start DATA SUPPLIED

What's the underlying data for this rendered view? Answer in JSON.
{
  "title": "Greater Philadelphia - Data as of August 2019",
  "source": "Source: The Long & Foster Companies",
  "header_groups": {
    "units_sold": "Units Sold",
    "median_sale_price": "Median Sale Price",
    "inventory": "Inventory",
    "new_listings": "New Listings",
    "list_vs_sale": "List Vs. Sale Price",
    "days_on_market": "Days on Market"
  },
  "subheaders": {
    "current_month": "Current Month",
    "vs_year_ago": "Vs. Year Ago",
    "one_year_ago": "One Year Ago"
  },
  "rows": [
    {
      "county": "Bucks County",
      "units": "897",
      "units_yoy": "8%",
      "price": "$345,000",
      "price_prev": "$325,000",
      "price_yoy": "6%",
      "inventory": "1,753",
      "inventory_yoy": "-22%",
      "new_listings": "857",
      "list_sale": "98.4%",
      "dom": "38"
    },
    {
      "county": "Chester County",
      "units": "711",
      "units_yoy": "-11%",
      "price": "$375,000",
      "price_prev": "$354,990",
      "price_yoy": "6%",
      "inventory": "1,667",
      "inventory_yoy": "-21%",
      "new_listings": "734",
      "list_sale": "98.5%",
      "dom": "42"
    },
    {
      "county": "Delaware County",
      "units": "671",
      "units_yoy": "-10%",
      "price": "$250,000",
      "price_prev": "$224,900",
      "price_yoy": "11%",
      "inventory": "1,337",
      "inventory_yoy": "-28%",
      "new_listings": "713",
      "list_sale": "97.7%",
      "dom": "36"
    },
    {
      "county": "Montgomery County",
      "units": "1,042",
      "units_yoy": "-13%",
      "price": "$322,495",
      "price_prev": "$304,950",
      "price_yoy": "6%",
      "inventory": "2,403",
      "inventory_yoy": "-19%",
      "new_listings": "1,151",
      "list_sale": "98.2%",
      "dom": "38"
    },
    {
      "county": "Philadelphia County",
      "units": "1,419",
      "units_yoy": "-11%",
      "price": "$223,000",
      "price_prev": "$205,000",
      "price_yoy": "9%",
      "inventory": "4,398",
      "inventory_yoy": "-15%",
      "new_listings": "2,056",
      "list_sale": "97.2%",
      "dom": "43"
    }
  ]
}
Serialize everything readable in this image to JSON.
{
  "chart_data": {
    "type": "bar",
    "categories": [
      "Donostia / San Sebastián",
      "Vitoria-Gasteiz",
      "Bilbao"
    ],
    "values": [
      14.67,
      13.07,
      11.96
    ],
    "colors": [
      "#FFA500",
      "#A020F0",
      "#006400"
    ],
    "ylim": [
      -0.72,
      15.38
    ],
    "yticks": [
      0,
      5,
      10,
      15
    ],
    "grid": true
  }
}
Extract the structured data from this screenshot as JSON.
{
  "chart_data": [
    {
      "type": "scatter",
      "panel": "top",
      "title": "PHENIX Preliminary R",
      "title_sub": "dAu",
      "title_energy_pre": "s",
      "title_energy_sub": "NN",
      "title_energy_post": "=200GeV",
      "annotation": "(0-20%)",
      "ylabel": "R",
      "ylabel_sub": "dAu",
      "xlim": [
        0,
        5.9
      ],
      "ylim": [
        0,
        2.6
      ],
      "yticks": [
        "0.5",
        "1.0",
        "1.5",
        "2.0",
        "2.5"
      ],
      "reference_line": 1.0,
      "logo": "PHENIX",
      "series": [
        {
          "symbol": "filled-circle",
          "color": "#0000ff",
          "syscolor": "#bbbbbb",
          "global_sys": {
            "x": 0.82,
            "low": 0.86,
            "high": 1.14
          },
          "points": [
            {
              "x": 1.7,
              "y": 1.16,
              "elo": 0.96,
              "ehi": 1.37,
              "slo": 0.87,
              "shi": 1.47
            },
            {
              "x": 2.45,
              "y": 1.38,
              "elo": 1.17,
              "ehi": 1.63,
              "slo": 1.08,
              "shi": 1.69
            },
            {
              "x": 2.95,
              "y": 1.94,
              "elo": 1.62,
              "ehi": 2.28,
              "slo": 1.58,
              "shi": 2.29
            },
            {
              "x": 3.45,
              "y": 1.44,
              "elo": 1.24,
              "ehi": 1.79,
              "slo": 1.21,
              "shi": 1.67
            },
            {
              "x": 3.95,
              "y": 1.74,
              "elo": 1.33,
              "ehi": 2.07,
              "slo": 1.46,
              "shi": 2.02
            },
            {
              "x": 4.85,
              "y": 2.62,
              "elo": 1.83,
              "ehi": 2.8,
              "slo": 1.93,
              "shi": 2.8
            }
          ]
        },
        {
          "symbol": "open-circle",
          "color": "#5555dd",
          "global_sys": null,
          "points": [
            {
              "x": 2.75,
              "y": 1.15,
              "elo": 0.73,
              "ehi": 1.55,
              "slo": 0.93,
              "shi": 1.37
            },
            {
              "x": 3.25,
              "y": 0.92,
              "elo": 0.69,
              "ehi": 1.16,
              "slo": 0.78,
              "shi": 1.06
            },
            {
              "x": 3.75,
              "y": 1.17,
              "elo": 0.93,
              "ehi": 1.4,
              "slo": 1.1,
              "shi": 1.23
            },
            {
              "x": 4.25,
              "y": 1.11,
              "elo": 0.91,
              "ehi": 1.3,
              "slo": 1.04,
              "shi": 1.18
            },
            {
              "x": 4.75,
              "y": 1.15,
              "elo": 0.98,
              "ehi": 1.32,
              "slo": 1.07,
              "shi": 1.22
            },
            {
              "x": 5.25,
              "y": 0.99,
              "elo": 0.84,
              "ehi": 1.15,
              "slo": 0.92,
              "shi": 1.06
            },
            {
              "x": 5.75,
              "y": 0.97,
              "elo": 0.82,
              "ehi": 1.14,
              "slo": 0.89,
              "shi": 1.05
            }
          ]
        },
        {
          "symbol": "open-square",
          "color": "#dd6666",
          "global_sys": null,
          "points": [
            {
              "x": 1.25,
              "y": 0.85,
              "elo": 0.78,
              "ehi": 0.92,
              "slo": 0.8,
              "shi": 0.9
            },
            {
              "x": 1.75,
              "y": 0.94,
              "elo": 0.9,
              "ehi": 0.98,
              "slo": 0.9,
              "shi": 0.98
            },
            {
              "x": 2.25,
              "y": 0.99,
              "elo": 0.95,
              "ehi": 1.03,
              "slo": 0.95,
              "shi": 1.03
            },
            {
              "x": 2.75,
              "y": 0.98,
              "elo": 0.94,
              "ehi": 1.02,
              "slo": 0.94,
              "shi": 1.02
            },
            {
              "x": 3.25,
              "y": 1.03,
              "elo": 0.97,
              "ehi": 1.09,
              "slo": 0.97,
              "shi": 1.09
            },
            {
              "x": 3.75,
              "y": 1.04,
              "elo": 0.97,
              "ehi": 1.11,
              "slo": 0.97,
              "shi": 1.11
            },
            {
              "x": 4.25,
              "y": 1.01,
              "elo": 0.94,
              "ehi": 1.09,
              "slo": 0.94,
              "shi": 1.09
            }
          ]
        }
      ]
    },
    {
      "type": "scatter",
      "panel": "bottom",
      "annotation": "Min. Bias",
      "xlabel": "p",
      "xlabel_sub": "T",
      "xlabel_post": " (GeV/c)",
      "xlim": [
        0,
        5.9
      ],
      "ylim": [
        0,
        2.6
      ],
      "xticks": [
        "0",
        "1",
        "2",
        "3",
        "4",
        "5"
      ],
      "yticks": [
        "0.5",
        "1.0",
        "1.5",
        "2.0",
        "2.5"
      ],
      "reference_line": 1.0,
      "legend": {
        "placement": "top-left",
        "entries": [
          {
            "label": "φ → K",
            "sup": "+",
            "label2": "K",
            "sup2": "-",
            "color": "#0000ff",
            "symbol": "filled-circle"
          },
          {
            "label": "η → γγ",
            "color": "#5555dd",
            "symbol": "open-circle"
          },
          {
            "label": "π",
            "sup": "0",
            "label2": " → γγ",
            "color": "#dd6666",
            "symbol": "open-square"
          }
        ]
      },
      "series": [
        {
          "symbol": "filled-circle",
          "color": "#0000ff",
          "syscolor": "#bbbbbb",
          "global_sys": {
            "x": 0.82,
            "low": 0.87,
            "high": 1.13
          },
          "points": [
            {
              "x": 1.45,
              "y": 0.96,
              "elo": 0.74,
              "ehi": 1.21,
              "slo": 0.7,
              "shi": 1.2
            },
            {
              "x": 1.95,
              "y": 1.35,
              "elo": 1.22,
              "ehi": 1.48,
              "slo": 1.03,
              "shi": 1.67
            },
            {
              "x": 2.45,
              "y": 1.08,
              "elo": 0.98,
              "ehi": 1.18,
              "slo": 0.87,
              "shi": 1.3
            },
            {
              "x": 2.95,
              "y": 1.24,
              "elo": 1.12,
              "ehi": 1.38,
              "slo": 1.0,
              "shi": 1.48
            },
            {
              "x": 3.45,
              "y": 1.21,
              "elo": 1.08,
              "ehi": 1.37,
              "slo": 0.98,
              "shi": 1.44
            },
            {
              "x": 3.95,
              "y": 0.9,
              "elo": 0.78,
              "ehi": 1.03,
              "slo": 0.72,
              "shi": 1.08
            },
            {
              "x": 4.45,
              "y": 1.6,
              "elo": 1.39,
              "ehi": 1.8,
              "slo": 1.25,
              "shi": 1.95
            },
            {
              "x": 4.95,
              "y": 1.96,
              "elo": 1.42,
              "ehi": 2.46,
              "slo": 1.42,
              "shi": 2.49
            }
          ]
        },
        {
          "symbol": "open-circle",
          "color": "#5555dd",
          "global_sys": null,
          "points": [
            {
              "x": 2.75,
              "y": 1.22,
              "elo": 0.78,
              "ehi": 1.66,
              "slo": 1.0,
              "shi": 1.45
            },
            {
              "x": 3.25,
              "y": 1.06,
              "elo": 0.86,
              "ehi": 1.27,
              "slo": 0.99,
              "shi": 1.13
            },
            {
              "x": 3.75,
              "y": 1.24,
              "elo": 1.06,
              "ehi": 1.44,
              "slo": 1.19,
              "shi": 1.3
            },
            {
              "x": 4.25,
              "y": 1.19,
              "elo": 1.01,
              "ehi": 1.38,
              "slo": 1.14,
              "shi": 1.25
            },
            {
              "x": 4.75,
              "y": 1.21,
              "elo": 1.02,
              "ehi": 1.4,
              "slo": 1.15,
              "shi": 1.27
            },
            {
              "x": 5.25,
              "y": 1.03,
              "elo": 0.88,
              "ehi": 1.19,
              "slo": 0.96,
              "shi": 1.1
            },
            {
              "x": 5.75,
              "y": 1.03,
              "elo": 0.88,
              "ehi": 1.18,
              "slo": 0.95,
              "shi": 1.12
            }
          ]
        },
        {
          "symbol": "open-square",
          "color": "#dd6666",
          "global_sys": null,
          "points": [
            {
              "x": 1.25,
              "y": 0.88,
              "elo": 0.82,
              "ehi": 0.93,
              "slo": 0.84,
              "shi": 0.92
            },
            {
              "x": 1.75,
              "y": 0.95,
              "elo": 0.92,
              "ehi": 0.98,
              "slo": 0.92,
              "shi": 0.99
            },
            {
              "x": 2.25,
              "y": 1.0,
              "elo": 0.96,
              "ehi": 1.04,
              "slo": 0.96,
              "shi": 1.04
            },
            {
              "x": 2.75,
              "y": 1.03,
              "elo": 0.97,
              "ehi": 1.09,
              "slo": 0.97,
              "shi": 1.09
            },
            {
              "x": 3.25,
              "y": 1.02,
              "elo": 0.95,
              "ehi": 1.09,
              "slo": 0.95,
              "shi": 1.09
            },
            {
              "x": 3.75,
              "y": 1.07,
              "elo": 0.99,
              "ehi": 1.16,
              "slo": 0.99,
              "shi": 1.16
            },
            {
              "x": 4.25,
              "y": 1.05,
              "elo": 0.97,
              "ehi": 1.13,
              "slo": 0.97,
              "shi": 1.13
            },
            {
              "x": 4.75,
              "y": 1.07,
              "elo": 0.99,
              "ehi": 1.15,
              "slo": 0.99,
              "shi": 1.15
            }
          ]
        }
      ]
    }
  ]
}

end DATA SUPPLIED

- YOUR TASK -
Gather every line from the listing above in which the word "JSON" appears.

- REPLY TO THE TASK -
What's the underlying data for this rendered view? Answer in JSON.
Serialize everything readable in this image to JSON.
Extract the structured data from this screenshot as JSON.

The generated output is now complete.